To be done:
Copy out each line below exactly as it appears.

[Entries taken from a collection]
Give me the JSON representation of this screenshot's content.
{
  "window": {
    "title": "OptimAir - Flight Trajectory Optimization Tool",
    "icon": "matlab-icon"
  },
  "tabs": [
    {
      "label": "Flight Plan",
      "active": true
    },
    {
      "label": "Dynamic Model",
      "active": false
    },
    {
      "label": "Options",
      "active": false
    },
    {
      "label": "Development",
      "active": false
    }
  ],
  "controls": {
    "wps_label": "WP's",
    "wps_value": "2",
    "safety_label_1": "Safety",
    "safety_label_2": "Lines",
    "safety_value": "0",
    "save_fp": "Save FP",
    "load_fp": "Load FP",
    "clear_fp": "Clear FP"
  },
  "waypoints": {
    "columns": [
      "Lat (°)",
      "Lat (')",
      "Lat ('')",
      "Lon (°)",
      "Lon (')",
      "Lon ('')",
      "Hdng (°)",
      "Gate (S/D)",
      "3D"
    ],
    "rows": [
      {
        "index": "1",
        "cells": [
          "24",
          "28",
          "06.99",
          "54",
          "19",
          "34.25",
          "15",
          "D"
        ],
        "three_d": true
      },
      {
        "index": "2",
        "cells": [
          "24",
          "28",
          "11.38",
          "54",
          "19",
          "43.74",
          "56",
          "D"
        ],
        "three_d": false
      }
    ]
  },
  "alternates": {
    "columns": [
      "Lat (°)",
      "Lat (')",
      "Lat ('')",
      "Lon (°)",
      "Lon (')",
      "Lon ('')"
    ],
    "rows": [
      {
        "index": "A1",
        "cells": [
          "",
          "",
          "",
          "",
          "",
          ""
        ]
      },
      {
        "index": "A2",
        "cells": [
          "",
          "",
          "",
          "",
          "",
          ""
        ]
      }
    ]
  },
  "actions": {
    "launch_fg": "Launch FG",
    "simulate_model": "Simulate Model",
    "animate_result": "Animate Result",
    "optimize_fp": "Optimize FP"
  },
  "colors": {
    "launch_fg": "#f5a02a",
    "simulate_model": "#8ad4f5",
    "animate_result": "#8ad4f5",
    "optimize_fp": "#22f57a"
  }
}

Output of the task:
Give me the JSON representation of this screenshot's content.
{
  "window": {
    "title": "OptimAir - Flight Trajectory Optimization Tool",
    "icon": "matlab-icon"
  },
  "tabs": [
    {
      "label": "Flight Plan",
      "active": true
    },
    {
      "label": "Dynamic Model",
      "active": false
    },
    {
      "label": "Options",
      "active": false
    },
    {
      "label": "Development",
      "active": false
    }
  ],
  "controls": {
    "wps_label": "WP's",
    "wps_value": "2",
    "safety_label_1": "Safety",
    "safety_label_2": "Lines",
    "safety_value": "0",
    "save_fp": "Save FP",
    "load_fp": "Load FP",
    "clear_fp": "Clear FP"
  },
  "waypoints": {
    "columns": [
      "Lat (°)",
      "Lat (')",
      "Lat ('')",
      "Lon (°)",
      "Lon (')",
      "Lon ('')",
      "Hdng (°)",
      "Gate (S/D)",
      "3D"
    ],
    "rows": [
      {
        "index": "1",
        "cells": [
          "24",
          "28",
          "06.99",
          "54",
          "19",
          "34.25",
          "15",
          "D"
        ],
        "three_d": true
      },
      {
        "index": "2",
        "cells": [
          "24",
          "28",
          "11.38",
          "54",
          "19",
          "43.74",
          "56",
          "D"
        ],
        "three_d": false
      }
    ]
  },
  "alternates": {
    "columns": [
      "Lat (°)",
      "Lat (')",
      "Lat ('')",
      "Lon (°)",
      "Lon (')",
      "Lon ('')"
    ],
    "rows": [
      {
        "index": "A1",
        "cells": [
          "",
          "",
          "",
          "",
          "",
          ""
        ]
      },
      {
        "index": "A2",
        "cells": [
          "",
          "",
          "",
          "",
          "",
          ""
        ]
      }
    ]
  },
  "actions": {
    "launch_fg": "Launch FG",
    "simulate_model": "Simulate Model",
    "animate_result": "Animate Result",
    "optimize_fp": "Optimize FP"
  },
  "colors": {
    "launch_fg": "#f5a02a",
    "simulate_model": "#8ad4f5",
    "animate_result": "#8ad4f5",
    "optimize_fp": "#22f57a"
  }
}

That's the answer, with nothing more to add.